Records from a data collection:
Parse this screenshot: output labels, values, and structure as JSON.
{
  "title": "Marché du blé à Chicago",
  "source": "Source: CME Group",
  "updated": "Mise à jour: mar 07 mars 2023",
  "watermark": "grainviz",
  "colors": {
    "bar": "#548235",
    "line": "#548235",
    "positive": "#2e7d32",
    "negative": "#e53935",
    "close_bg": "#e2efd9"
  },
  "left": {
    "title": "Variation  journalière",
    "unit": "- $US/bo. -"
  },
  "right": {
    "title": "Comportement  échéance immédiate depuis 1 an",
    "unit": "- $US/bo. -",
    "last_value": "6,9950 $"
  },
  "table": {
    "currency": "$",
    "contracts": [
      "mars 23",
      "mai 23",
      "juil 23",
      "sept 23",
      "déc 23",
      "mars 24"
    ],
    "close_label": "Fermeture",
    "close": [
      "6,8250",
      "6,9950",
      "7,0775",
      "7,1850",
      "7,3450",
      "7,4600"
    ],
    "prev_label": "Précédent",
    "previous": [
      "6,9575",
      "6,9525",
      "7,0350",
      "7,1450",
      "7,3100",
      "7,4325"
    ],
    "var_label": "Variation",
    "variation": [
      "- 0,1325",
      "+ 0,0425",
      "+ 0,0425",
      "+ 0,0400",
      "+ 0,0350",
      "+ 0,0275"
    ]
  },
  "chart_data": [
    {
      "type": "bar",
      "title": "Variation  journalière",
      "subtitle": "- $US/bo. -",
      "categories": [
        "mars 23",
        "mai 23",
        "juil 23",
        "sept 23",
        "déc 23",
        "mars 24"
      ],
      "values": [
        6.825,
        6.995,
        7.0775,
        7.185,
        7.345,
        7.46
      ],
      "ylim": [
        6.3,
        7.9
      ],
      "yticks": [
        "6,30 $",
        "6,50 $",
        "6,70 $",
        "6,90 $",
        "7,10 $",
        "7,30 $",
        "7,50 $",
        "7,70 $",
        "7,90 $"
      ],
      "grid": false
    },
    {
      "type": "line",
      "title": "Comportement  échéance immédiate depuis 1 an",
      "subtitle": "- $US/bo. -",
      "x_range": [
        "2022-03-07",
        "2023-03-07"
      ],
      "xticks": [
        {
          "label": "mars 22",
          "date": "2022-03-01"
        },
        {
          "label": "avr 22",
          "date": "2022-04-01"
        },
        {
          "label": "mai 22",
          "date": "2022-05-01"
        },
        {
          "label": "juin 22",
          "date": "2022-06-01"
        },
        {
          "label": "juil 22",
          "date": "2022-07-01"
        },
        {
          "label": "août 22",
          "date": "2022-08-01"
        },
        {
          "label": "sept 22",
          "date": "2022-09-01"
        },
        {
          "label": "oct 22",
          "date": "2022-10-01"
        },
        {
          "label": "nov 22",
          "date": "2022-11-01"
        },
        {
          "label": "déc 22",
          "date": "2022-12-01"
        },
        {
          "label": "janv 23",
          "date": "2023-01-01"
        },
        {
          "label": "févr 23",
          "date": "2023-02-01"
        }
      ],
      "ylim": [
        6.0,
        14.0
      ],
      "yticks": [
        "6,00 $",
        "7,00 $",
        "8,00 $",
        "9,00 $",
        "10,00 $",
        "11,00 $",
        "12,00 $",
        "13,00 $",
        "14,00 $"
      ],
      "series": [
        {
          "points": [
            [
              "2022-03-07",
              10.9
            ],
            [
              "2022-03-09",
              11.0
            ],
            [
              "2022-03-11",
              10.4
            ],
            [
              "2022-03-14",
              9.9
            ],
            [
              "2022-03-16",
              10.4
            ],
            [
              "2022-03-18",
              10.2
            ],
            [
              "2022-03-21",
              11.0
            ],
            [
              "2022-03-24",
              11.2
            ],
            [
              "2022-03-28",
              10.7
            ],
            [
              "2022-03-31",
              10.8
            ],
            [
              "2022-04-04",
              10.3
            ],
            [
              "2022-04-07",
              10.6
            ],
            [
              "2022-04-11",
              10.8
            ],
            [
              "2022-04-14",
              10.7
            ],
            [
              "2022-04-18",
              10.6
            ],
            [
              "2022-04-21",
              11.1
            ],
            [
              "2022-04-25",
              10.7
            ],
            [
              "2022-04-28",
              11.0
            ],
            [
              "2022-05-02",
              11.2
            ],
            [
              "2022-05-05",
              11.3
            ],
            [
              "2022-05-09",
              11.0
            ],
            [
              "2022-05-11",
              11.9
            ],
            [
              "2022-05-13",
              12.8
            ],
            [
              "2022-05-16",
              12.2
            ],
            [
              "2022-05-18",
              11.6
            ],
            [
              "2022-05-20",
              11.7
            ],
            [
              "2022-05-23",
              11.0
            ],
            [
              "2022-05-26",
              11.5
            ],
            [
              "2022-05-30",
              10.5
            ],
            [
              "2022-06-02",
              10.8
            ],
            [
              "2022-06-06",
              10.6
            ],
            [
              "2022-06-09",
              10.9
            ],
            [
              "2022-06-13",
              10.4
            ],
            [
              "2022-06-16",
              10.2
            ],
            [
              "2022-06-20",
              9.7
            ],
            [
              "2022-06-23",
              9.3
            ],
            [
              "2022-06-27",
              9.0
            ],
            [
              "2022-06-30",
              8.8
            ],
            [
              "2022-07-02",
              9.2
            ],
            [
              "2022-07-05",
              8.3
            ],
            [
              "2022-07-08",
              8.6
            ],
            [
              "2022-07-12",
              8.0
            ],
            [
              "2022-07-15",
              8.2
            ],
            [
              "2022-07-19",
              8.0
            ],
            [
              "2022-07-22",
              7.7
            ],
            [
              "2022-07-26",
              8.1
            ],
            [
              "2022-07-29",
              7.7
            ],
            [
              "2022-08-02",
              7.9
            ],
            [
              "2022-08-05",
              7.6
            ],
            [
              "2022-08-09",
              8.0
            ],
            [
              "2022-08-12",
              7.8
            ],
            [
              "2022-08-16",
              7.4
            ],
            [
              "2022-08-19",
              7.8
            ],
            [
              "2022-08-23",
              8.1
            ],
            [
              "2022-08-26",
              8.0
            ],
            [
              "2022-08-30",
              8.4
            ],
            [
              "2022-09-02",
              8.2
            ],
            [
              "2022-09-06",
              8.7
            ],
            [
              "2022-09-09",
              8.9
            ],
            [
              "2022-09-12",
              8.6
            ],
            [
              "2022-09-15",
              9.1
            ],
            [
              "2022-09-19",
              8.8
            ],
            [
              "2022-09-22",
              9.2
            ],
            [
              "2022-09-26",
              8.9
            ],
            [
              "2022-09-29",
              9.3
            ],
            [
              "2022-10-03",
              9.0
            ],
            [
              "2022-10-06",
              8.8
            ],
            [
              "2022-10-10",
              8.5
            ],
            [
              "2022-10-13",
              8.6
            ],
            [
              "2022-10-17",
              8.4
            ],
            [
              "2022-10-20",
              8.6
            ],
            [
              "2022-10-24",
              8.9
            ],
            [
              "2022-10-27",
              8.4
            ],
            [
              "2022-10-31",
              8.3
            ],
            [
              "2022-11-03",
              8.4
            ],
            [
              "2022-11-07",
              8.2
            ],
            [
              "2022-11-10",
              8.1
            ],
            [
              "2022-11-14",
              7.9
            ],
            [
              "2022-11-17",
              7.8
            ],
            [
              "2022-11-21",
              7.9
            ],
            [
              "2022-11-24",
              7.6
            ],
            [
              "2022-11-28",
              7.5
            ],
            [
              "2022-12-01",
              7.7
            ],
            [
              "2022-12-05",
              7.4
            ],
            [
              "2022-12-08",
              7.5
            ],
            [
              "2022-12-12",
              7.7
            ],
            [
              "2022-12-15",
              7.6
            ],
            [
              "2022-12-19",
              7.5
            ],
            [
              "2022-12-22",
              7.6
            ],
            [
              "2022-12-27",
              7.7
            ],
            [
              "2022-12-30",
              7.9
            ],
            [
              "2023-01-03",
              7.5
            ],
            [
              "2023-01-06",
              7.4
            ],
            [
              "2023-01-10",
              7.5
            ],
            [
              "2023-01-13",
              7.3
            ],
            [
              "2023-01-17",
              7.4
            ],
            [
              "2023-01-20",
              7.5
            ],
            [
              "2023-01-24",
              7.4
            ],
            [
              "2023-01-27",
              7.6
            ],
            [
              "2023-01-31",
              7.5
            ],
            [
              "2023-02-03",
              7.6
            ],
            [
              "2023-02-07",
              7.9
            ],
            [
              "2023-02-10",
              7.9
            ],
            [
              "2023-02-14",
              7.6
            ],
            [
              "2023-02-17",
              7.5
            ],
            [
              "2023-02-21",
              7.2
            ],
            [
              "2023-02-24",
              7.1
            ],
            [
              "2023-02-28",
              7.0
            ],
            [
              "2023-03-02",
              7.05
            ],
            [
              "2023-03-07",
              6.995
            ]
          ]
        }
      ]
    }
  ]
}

Problem details:
Find the word "journalière" in the data and copy out each line where it turns up.

Complete output:
    "title": "Variation  journalière",
      "title": "Variation  journalière",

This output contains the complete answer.